## Stated exercise
Write out the data again in full, exactly as it reads.

--- Start Records supplied ---

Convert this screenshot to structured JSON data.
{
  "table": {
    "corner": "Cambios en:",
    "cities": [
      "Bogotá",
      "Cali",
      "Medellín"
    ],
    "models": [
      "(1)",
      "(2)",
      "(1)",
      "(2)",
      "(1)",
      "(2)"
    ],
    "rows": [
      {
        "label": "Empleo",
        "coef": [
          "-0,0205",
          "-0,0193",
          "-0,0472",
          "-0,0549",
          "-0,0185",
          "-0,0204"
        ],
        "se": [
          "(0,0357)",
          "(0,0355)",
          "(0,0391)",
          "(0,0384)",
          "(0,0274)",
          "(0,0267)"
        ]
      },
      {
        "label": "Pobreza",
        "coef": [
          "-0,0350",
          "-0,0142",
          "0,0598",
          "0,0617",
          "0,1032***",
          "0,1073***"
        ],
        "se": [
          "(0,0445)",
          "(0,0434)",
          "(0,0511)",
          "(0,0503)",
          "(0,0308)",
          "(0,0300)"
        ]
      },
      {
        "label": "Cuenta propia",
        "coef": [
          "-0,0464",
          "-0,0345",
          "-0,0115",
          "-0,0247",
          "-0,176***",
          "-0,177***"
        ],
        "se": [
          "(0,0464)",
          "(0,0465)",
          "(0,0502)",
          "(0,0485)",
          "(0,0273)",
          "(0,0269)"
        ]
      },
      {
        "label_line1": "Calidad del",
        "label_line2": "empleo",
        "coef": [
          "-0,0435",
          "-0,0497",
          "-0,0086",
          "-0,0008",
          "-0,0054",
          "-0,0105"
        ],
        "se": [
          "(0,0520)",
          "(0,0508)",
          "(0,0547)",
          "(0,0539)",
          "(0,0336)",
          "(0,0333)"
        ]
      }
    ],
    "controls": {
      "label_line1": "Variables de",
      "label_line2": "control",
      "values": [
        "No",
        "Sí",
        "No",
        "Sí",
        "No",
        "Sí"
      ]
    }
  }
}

--- End Records supplied ---

## The result
Convert this screenshot to structured JSON data.
{
  "table": {
    "corner": "Cambios en:",
    "cities": [
      "Bogotá",
      "Cali",
      "Medellín"
    ],
    "models": [
      "(1)",
      "(2)",
      "(1)",
      "(2)",
      "(1)",
      "(2)"
    ],
    "rows": [
      {
        "label": "Empleo",
        "coef": [
          "-0,0205",
          "-0,0193",
          "-0,0472",
          "-0,0549",
          "-0,0185",
          "-0,0204"
        ],
        "se": [
          "(0,0357)",
          "(0,0355)",
          "(0,0391)",
          "(0,0384)",
          "(0,0274)",
          "(0,0267)"
        ]
      },
      {
        "label": "Pobreza",
        "coef": [
          "-0,0350",
          "-0,0142",
          "0,0598",
          "0,0617",
          "0,1032***",
          "0,1073***"
        ],
        "se": [
          "(0,0445)",
          "(0,0434)",
          "(0,0511)",
          "(0,0503)",
          "(0,0308)",
          "(0,0300)"
        ]
      },
      {
        "label": "Cuenta propia",
        "coef": [
          "-0,0464",
          "-0,0345",
          "-0,0115",
          "-0,0247",
          "-0,176***",
          "-0,177***"
        ],
        "se": [
          "(0,0464)",
          "(0,0465)",
          "(0,0502)",
          "(0,0485)",
          "(0,0273)",
          "(0,0269)"
        ]
      },
      {
        "label_line1": "Calidad del",
        "label_line2": "empleo",
        "coef": [
          "-0,0435",
          "-0,0497",
          "-0,0086",
          "-0,0008",
          "-0,0054",
          "-0,0105"
        ],
        "se": [
          "(0,0520)",
          "(0,0508)",
          "(0,0547)",
          "(0,0539)",
          "(0,0336)",
          "(0,0333)"
        ]
      }
    ],
    "controls": {
      "label_line1": "Variables de",
      "label_line2": "control",
      "values": [
        "No",
        "Sí",
        "No",
        "Sí",
        "No",
        "Sí"
      ]
    }
  }
}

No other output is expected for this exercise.